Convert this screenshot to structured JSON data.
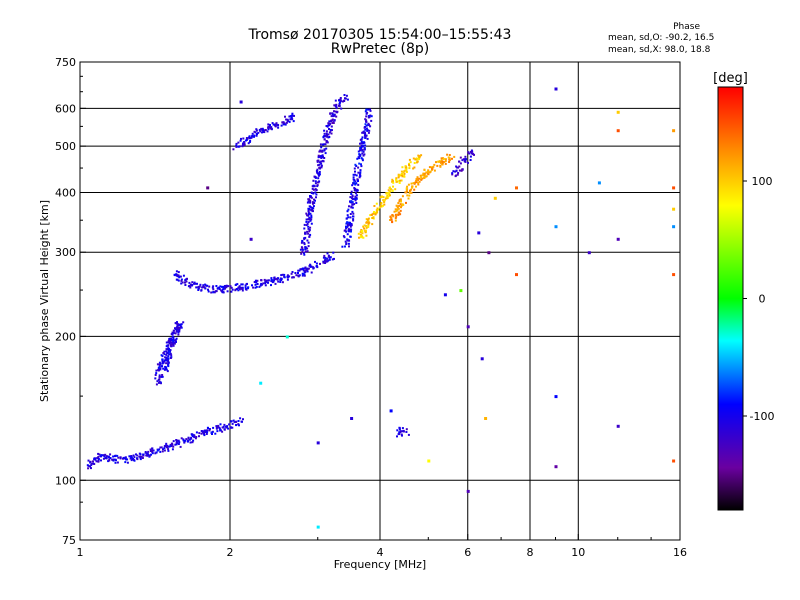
{
  "header": {
    "title_line1": "Tromsø 20170305 15:54:00–15:55:43",
    "title_line2": "RwPretec (8p)",
    "phase_label": "Phase",
    "stats_o": "mean, sd,O: -90.2, 16.5",
    "stats_x": "mean, sd,X:  98.0, 18.8"
  },
  "chart_data": {
    "type": "scatter",
    "title": "Tromsø 20170305 15:54:00–15:55:43",
    "subtitle": "RwPretec (8p)",
    "xlabel": "Frequency [MHz]",
    "ylabel": "Stationary phase Virtual Height [km]",
    "xscale": "log",
    "yscale": "log",
    "xlim": [
      1,
      16
    ],
    "ylim": [
      75,
      750
    ],
    "xticks": [
      1,
      2,
      4,
      6,
      8,
      10,
      16
    ],
    "xtick_labels": [
      "1",
      "2",
      "4",
      "6",
      "8",
      "10",
      "16"
    ],
    "yticks": [
      75,
      100,
      200,
      300,
      400,
      500,
      600,
      750
    ],
    "ytick_labels": [
      "75",
      "100",
      "200",
      "300",
      "400",
      "500",
      "600",
      "750"
    ],
    "grid": true,
    "colorbar": {
      "label": "[deg]",
      "range": [
        -180,
        180
      ],
      "ticks": [
        100,
        0,
        -100
      ],
      "tick_labels": [
        "100",
        "0",
        "-100"
      ],
      "colormap": "rainbow"
    },
    "trace_segments": [
      {
        "name": "low_layer",
        "phase": -105,
        "points": [
          [
            1.03,
            107
          ],
          [
            1.1,
            113
          ],
          [
            1.2,
            111
          ],
          [
            1.3,
            112
          ],
          [
            1.4,
            115
          ],
          [
            1.5,
            118
          ],
          [
            1.6,
            121
          ],
          [
            1.7,
            124
          ],
          [
            1.8,
            127
          ],
          [
            1.9,
            129
          ],
          [
            2.0,
            131
          ],
          [
            2.1,
            134
          ]
        ]
      },
      {
        "name": "intermediate_blob",
        "phase": -105,
        "points": [
          [
            1.42,
            160
          ],
          [
            1.45,
            175
          ],
          [
            1.5,
            190
          ],
          [
            1.55,
            205
          ],
          [
            1.58,
            215
          ],
          [
            1.52,
            195
          ],
          [
            1.47,
            170
          ]
        ]
      },
      {
        "name": "f_lower_trace",
        "phase": -105,
        "points": [
          [
            1.55,
            275
          ],
          [
            1.6,
            262
          ],
          [
            1.7,
            255
          ],
          [
            1.85,
            252
          ],
          [
            2.0,
            253
          ],
          [
            2.2,
            257
          ],
          [
            2.5,
            264
          ],
          [
            2.8,
            274
          ],
          [
            3.0,
            285
          ],
          [
            3.2,
            298
          ]
        ]
      },
      {
        "name": "f_early_cusp",
        "phase": -108,
        "points": [
          [
            2.05,
            500
          ],
          [
            2.15,
            515
          ],
          [
            2.3,
            540
          ],
          [
            2.5,
            560
          ],
          [
            2.7,
            580
          ]
        ]
      },
      {
        "name": "f_o_column",
        "phase": -110,
        "points": [
          [
            2.8,
            300
          ],
          [
            2.9,
            380
          ],
          [
            3.0,
            450
          ],
          [
            3.1,
            520
          ],
          [
            3.2,
            580
          ],
          [
            3.3,
            620
          ],
          [
            3.4,
            640
          ]
        ]
      },
      {
        "name": "f_o_second",
        "phase": -100,
        "points": [
          [
            3.4,
            310
          ],
          [
            3.5,
            380
          ],
          [
            3.6,
            450
          ],
          [
            3.7,
            520
          ],
          [
            3.8,
            600
          ]
        ]
      },
      {
        "name": "f_x_trace",
        "phase": 100,
        "points": [
          [
            3.6,
            320
          ],
          [
            3.8,
            350
          ],
          [
            4.0,
            380
          ],
          [
            4.2,
            410
          ],
          [
            4.4,
            440
          ],
          [
            4.6,
            460
          ],
          [
            4.8,
            480
          ]
        ]
      },
      {
        "name": "f_x_cusp",
        "phase": 120,
        "points": [
          [
            4.2,
            350
          ],
          [
            4.5,
            400
          ],
          [
            4.8,
            430
          ],
          [
            5.2,
            460
          ],
          [
            5.6,
            480
          ]
        ]
      },
      {
        "name": "f_high_tail",
        "phase": -115,
        "points": [
          [
            5.6,
            440
          ],
          [
            5.8,
            460
          ],
          [
            6.0,
            480
          ],
          [
            6.1,
            490
          ]
        ]
      },
      {
        "name": "mid_cluster",
        "phase": -105,
        "points": [
          [
            4.3,
            125
          ],
          [
            4.4,
            128
          ],
          [
            4.5,
            126
          ]
        ]
      }
    ],
    "scattered_points": [
      {
        "x": 1.8,
        "y": 410,
        "phase": -150
      },
      {
        "x": 2.1,
        "y": 620,
        "phase": -110
      },
      {
        "x": 2.2,
        "y": 320,
        "phase": -120
      },
      {
        "x": 2.3,
        "y": 160,
        "phase": -40
      },
      {
        "x": 2.6,
        "y": 200,
        "phase": -30
      },
      {
        "x": 3.0,
        "y": 120,
        "phase": -110
      },
      {
        "x": 3.0,
        "y": 80,
        "phase": -40
      },
      {
        "x": 3.5,
        "y": 135,
        "phase": -110
      },
      {
        "x": 4.2,
        "y": 140,
        "phase": -90
      },
      {
        "x": 5.0,
        "y": 110,
        "phase": 80
      },
      {
        "x": 5.4,
        "y": 245,
        "phase": -100
      },
      {
        "x": 5.8,
        "y": 250,
        "phase": 30
      },
      {
        "x": 6.0,
        "y": 210,
        "phase": -130
      },
      {
        "x": 6.0,
        "y": 95,
        "phase": -130
      },
      {
        "x": 6.3,
        "y": 330,
        "phase": -110
      },
      {
        "x": 6.4,
        "y": 180,
        "phase": -110
      },
      {
        "x": 6.5,
        "y": 135,
        "phase": 110
      },
      {
        "x": 6.6,
        "y": 300,
        "phase": -150
      },
      {
        "x": 6.8,
        "y": 390,
        "phase": 100
      },
      {
        "x": 7.5,
        "y": 410,
        "phase": 140
      },
      {
        "x": 7.5,
        "y": 270,
        "phase": 150
      },
      {
        "x": 9.0,
        "y": 660,
        "phase": -110
      },
      {
        "x": 9.0,
        "y": 340,
        "phase": -60
      },
      {
        "x": 9.0,
        "y": 150,
        "phase": -90
      },
      {
        "x": 9.0,
        "y": 107,
        "phase": -140
      },
      {
        "x": 10.5,
        "y": 300,
        "phase": -120
      },
      {
        "x": 11.0,
        "y": 420,
        "phase": -60
      },
      {
        "x": 12.0,
        "y": 590,
        "phase": 100
      },
      {
        "x": 12.0,
        "y": 540,
        "phase": 150
      },
      {
        "x": 12.0,
        "y": 320,
        "phase": -130
      },
      {
        "x": 12.0,
        "y": 130,
        "phase": -120
      },
      {
        "x": 15.5,
        "y": 540,
        "phase": 120
      },
      {
        "x": 15.5,
        "y": 410,
        "phase": 150
      },
      {
        "x": 15.5,
        "y": 370,
        "phase": 100
      },
      {
        "x": 15.5,
        "y": 340,
        "phase": -60
      },
      {
        "x": 15.5,
        "y": 270,
        "phase": 150
      },
      {
        "x": 15.5,
        "y": 110,
        "phase": 150
      }
    ]
  }
}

- - -

§ **Directive**:
Each line that has the word "mean" should be copied.

§ **Task solution**:
    "stats_o": "mean, sd,O: -90.2, 16.5",
    "stats_x": "mean, sd,X:  98.0, 18.8"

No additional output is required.